_What to work on_: Which lines hold the word "this"? Copy each of them.

_Data to process_:
=======

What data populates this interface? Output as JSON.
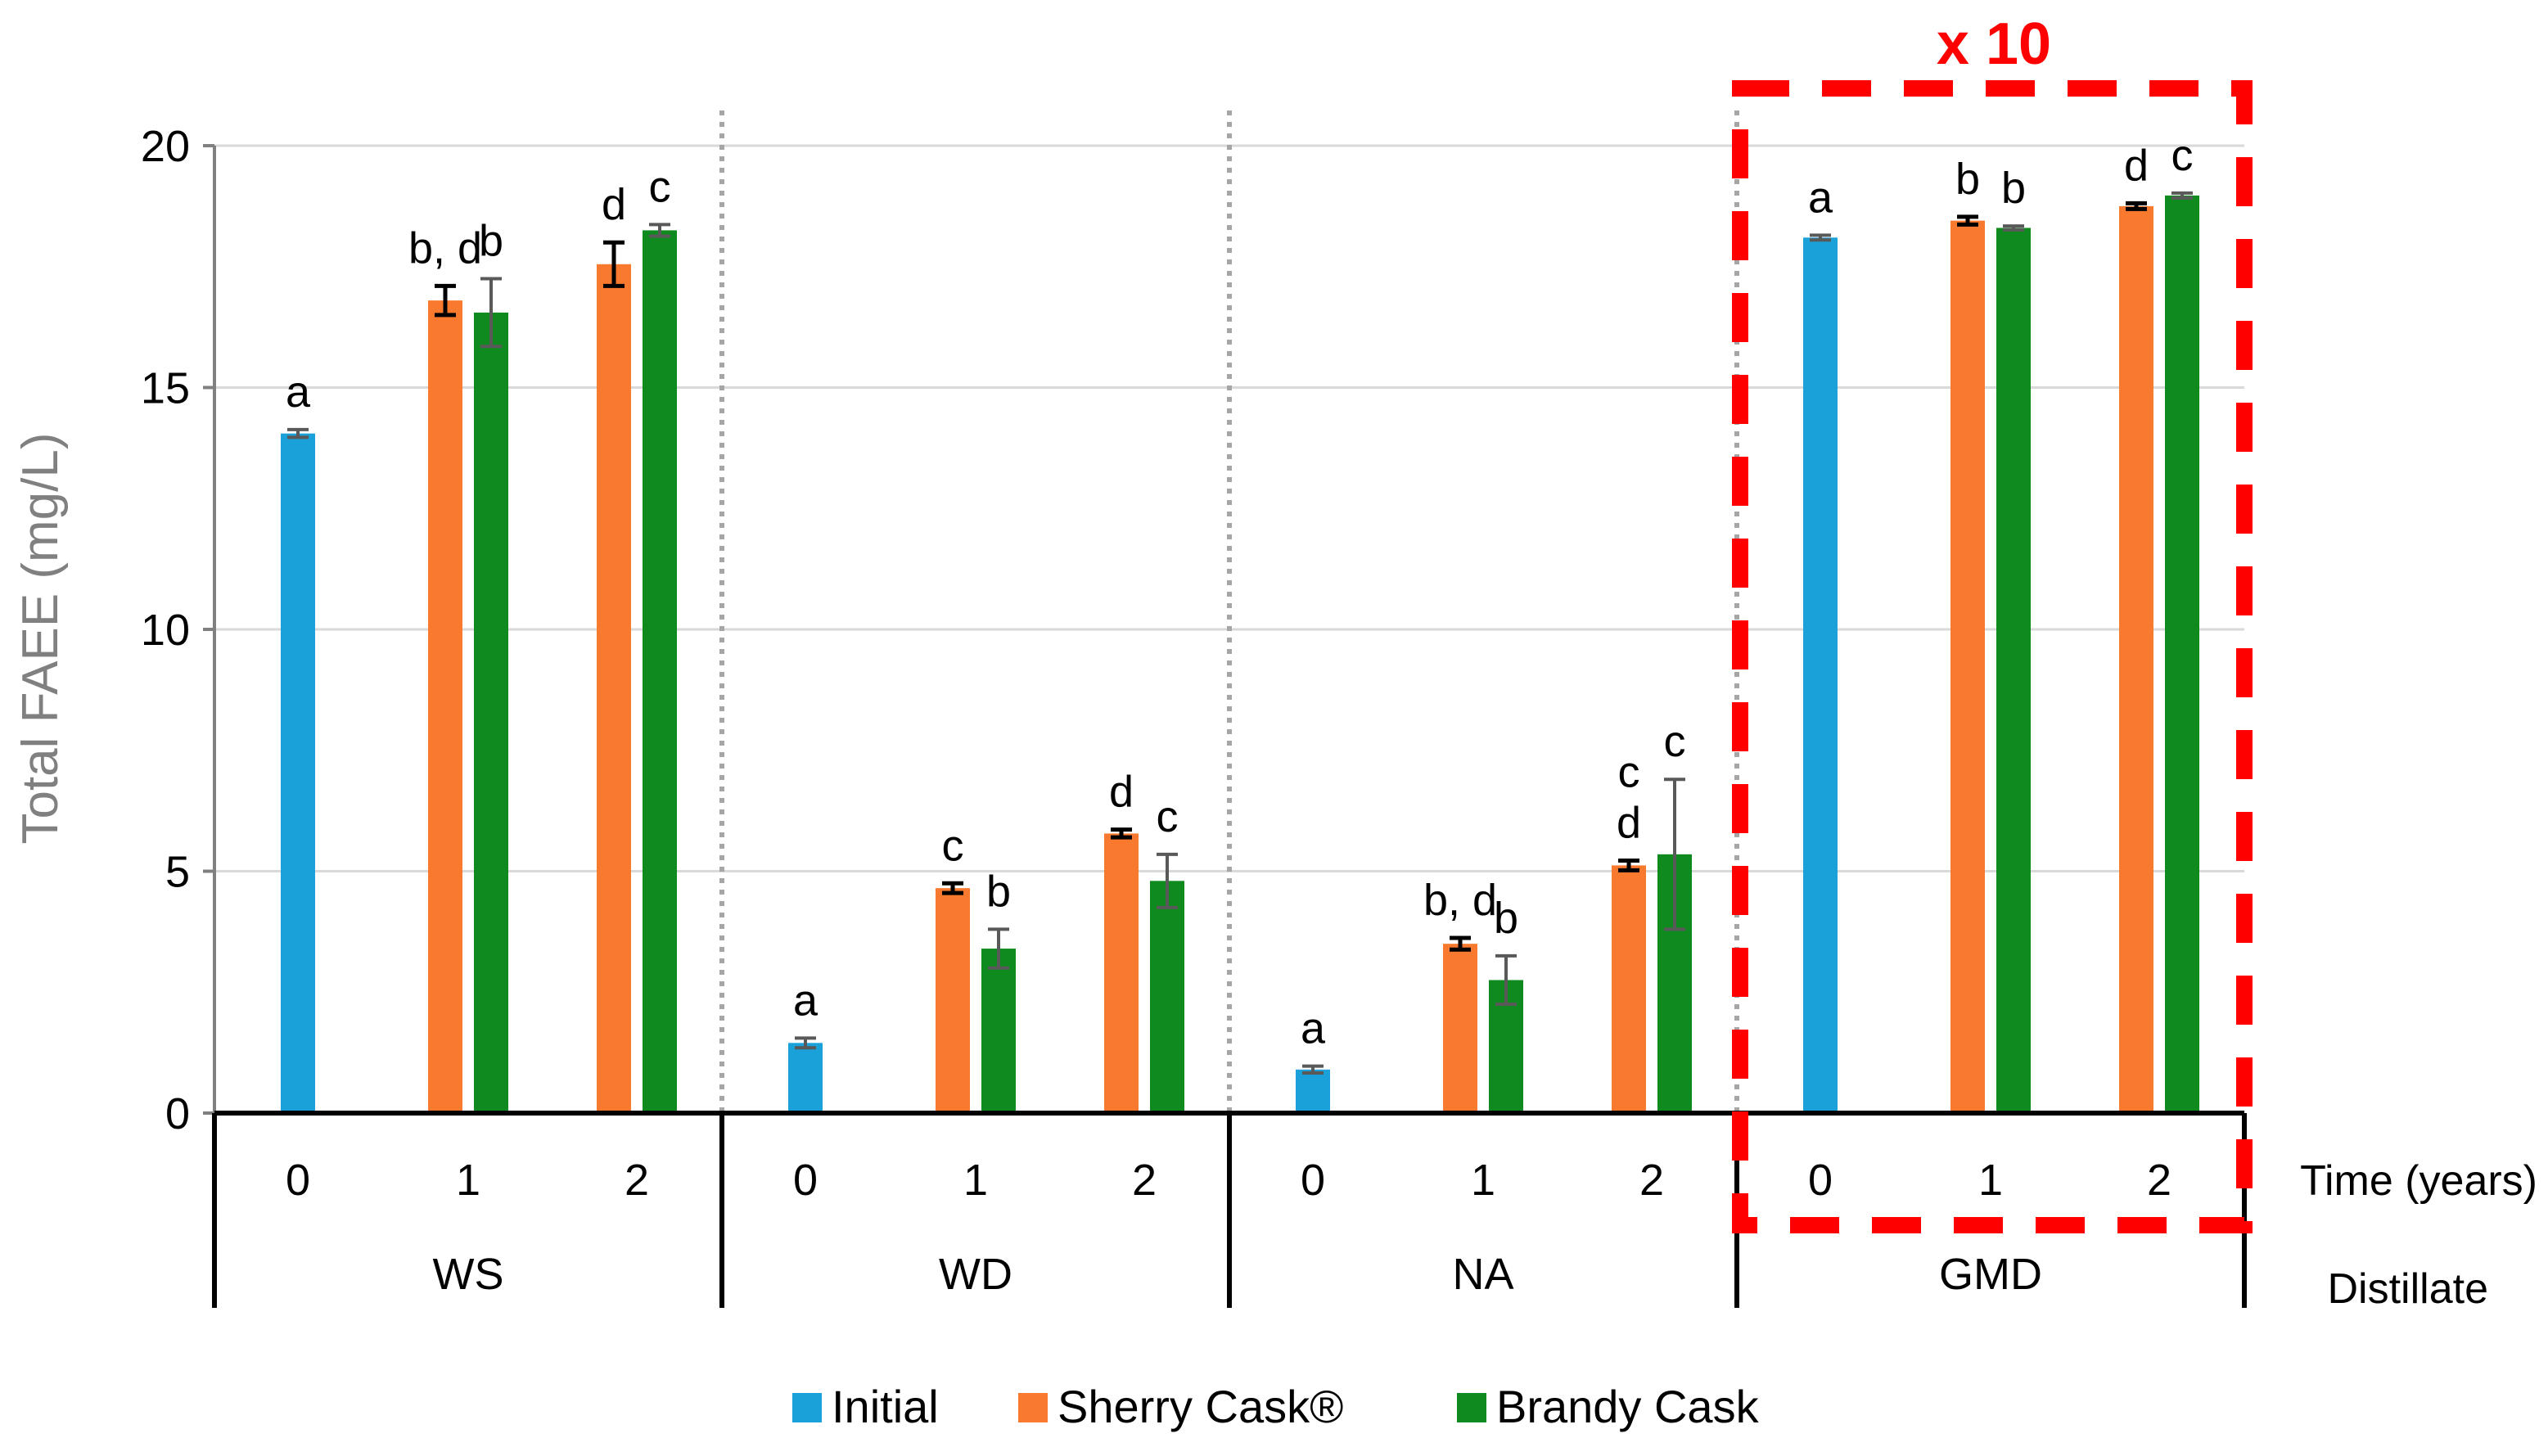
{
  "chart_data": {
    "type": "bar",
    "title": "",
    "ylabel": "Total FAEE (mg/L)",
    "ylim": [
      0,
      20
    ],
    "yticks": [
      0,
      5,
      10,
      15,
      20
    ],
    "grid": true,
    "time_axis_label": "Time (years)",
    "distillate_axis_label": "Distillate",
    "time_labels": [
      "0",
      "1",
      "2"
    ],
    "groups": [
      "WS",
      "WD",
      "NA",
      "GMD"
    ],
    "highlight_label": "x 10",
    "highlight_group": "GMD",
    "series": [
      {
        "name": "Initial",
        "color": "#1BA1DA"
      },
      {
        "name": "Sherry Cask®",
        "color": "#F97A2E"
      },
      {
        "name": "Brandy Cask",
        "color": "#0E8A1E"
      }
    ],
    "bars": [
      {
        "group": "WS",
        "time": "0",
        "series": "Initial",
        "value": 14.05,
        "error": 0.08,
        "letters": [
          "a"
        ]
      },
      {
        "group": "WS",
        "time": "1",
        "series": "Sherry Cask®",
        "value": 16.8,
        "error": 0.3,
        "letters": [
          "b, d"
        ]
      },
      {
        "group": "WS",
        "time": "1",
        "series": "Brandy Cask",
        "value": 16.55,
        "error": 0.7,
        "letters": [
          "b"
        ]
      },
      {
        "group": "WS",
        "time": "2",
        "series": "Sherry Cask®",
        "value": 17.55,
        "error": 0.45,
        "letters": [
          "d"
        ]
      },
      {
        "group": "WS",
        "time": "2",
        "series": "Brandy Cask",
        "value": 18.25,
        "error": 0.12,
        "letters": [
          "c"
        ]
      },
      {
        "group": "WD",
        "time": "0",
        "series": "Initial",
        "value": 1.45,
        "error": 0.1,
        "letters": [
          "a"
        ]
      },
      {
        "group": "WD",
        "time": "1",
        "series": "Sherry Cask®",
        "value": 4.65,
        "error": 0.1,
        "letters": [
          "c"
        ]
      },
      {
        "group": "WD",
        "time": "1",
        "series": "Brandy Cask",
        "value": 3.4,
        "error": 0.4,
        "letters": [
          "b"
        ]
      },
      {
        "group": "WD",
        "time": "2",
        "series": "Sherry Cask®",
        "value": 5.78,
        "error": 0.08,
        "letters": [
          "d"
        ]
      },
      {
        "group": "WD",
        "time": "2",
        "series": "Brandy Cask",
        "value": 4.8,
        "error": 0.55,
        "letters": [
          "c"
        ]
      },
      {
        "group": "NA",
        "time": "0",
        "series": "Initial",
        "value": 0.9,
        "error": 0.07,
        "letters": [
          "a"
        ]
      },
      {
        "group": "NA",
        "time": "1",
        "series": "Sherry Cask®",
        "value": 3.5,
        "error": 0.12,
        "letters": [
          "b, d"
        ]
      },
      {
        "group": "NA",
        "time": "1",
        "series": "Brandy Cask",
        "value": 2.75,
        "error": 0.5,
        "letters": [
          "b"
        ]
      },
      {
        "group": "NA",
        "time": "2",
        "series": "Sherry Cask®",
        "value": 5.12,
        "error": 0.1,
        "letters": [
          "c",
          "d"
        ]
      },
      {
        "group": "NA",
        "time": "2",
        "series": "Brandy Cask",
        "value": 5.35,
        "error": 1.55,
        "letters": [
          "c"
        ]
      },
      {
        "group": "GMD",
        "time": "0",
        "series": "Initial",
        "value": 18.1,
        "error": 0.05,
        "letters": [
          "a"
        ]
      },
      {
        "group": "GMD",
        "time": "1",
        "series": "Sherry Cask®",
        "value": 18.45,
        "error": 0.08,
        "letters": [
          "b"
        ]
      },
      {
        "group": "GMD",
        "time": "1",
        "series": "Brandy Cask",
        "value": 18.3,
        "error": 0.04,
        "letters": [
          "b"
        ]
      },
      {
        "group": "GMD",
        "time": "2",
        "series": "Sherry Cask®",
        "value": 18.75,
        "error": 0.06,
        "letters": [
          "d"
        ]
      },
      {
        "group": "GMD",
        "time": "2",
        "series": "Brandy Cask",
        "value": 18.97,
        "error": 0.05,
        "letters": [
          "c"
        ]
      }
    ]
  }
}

=======

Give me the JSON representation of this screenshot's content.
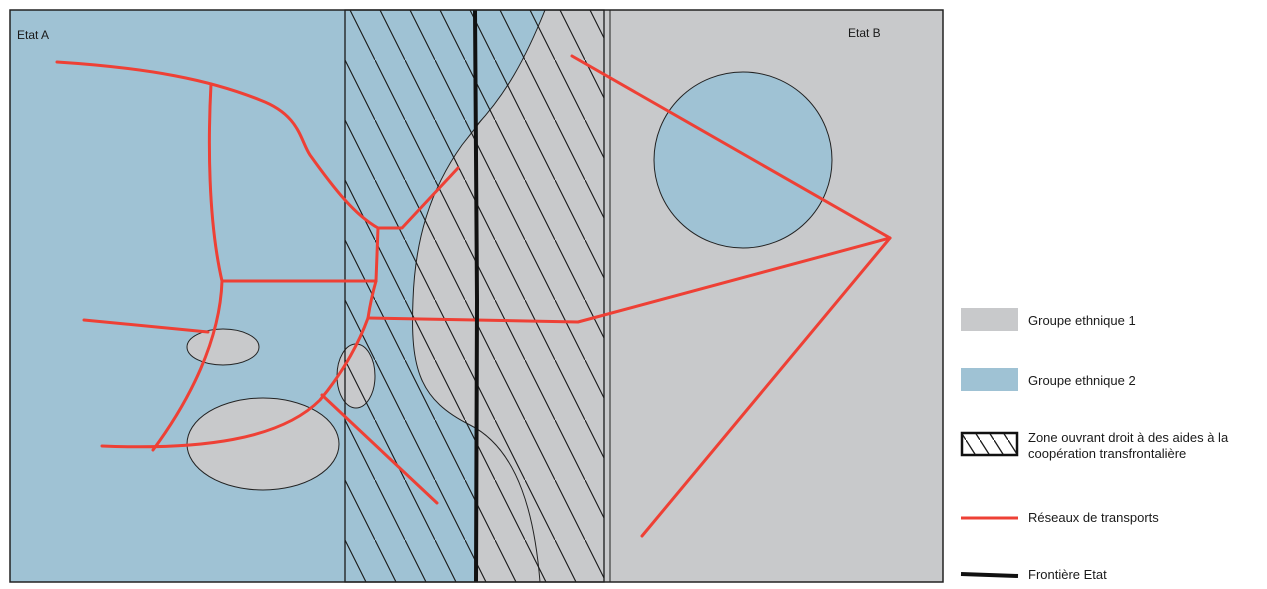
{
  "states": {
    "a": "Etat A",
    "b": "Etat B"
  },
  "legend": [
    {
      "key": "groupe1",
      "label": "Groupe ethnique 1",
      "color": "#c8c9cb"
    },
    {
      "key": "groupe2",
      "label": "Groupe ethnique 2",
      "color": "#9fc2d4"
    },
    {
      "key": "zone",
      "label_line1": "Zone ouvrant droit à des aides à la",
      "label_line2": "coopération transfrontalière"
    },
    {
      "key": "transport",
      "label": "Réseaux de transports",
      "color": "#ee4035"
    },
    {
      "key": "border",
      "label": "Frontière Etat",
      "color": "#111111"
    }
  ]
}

=======

_Response to the exercise_:
What data populates this interface? Output as JSON.
Give me the JSON representation of this screenshot's content.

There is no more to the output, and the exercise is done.